Dataset excerpts
_____

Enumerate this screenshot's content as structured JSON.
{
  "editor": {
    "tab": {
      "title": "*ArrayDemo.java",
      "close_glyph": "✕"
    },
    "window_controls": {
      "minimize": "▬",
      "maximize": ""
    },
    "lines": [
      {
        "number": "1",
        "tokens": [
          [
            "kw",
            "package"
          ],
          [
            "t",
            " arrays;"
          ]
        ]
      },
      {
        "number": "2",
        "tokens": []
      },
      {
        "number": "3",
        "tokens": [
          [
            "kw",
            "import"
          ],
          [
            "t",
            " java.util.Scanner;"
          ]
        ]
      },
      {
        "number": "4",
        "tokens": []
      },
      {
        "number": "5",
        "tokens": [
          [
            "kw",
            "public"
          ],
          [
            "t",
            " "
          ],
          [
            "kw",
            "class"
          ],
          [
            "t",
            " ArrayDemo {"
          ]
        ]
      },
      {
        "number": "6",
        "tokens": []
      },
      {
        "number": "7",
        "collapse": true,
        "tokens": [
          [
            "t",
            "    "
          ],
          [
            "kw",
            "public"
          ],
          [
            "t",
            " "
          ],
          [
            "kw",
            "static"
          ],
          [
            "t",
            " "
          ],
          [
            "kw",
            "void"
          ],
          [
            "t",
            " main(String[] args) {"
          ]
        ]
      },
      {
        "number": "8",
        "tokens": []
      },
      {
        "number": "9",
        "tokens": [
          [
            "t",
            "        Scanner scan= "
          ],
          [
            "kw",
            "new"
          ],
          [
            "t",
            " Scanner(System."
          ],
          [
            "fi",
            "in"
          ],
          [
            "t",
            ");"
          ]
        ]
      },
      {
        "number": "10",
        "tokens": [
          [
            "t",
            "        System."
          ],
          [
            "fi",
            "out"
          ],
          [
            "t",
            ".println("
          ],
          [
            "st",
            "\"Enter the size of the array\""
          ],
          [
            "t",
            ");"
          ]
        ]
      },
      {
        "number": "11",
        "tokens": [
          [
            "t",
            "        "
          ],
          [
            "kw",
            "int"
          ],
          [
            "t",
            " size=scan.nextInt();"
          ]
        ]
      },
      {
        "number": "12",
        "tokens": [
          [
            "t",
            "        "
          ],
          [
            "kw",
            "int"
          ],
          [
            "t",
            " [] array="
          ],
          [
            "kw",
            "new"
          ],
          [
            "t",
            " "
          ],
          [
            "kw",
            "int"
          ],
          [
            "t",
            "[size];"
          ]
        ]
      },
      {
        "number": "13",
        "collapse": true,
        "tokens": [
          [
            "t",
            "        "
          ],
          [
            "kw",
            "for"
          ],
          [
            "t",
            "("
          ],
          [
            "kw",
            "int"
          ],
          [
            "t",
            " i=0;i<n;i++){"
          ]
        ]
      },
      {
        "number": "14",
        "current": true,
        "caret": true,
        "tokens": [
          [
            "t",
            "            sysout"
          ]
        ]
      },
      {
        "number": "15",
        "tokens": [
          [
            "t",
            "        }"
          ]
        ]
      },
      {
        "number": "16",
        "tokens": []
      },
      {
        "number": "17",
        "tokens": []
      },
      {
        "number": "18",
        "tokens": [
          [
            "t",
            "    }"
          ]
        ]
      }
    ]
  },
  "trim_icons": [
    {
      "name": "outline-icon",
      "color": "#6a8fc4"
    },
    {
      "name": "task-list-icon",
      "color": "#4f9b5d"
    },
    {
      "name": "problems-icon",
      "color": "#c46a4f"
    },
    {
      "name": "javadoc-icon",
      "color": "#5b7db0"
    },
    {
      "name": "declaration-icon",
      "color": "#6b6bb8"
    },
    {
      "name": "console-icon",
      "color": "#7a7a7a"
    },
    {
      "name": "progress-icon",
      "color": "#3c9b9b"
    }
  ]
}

_____

Pull out each record as written and restate it exactly.

Enumerate this screenshot's content as structured JSON.
{
  "editor": {
    "tab": {
      "title": "*ArrayDemo.java",
      "close_glyph": "✕"
    },
    "window_controls": {
      "minimize": "▬",
      "maximize": ""
    },
    "lines": [
      {
        "number": "1",
        "tokens": [
          [
            "kw",
            "package"
          ],
          [
            "t",
            " arrays;"
          ]
        ]
      },
      {
        "number": "2",
        "tokens": []
      },
      {
        "number": "3",
        "tokens": [
          [
            "kw",
            "import"
          ],
          [
            "t",
            " java.util.Scanner;"
          ]
        ]
      },
      {
        "number": "4",
        "tokens": []
      },
      {
        "number": "5",
        "tokens": [
          [
            "kw",
            "public"
          ],
          [
            "t",
            " "
          ],
          [
            "kw",
            "class"
          ],
          [
            "t",
            " ArrayDemo {"
          ]
        ]
      },
      {
        "number": "6",
        "tokens": []
      },
      {
        "number": "7",
        "collapse": true,
        "tokens": [
          [
            "t",
            "    "
          ],
          [
            "kw",
            "public"
          ],
          [
            "t",
            " "
          ],
          [
            "kw",
            "static"
          ],
          [
            "t",
            " "
          ],
          [
            "kw",
            "void"
          ],
          [
            "t",
            " main(String[] args) {"
          ]
        ]
      },
      {
        "number": "8",
        "tokens": []
      },
      {
        "number": "9",
        "tokens": [
          [
            "t",
            "        Scanner scan= "
          ],
          [
            "kw",
            "new"
          ],
          [
            "t",
            " Scanner(System."
          ],
          [
            "fi",
            "in"
          ],
          [
            "t",
            ");"
          ]
        ]
      },
      {
        "number": "10",
        "tokens": [
          [
            "t",
            "        System."
          ],
          [
            "fi",
            "out"
          ],
          [
            "t",
            ".println("
          ],
          [
            "st",
            "\"Enter the size of the array\""
          ],
          [
            "t",
            ");"
          ]
        ]
      },
      {
        "number": "11",
        "tokens": [
          [
            "t",
            "        "
          ],
          [
            "kw",
            "int"
          ],
          [
            "t",
            " size=scan.nextInt();"
          ]
        ]
      },
      {
        "number": "12",
        "tokens": [
          [
            "t",
            "        "
          ],
          [
            "kw",
            "int"
          ],
          [
            "t",
            " [] array="
          ],
          [
            "kw",
            "new"
          ],
          [
            "t",
            " "
          ],
          [
            "kw",
            "int"
          ],
          [
            "t",
            "[size];"
          ]
        ]
      },
      {
        "number": "13",
        "collapse": true,
        "tokens": [
          [
            "t",
            "        "
          ],
          [
            "kw",
            "for"
          ],
          [
            "t",
            "("
          ],
          [
            "kw",
            "int"
          ],
          [
            "t",
            " i=0;i<n;i++){"
          ]
        ]
      },
      {
        "number": "14",
        "current": true,
        "caret": true,
        "tokens": [
          [
            "t",
            "            sysout"
          ]
        ]
      },
      {
        "number": "15",
        "tokens": [
          [
            "t",
            "        }"
          ]
        ]
      },
      {
        "number": "16",
        "tokens": []
      },
      {
        "number": "17",
        "tokens": []
      },
      {
        "number": "18",
        "tokens": [
          [
            "t",
            "    }"
          ]
        ]
      }
    ]
  },
  "trim_icons": [
    {
      "name": "outline-icon",
      "color": "#6a8fc4"
    },
    {
      "name": "task-list-icon",
      "color": "#4f9b5d"
    },
    {
      "name": "problems-icon",
      "color": "#c46a4f"
    },
    {
      "name": "javadoc-icon",
      "color": "#5b7db0"
    },
    {
      "name": "declaration-icon",
      "color": "#6b6bb8"
    },
    {
      "name": "console-icon",
      "color": "#7a7a7a"
    },
    {
      "name": "progress-icon",
      "color": "#3c9b9b"
    }
  ]
}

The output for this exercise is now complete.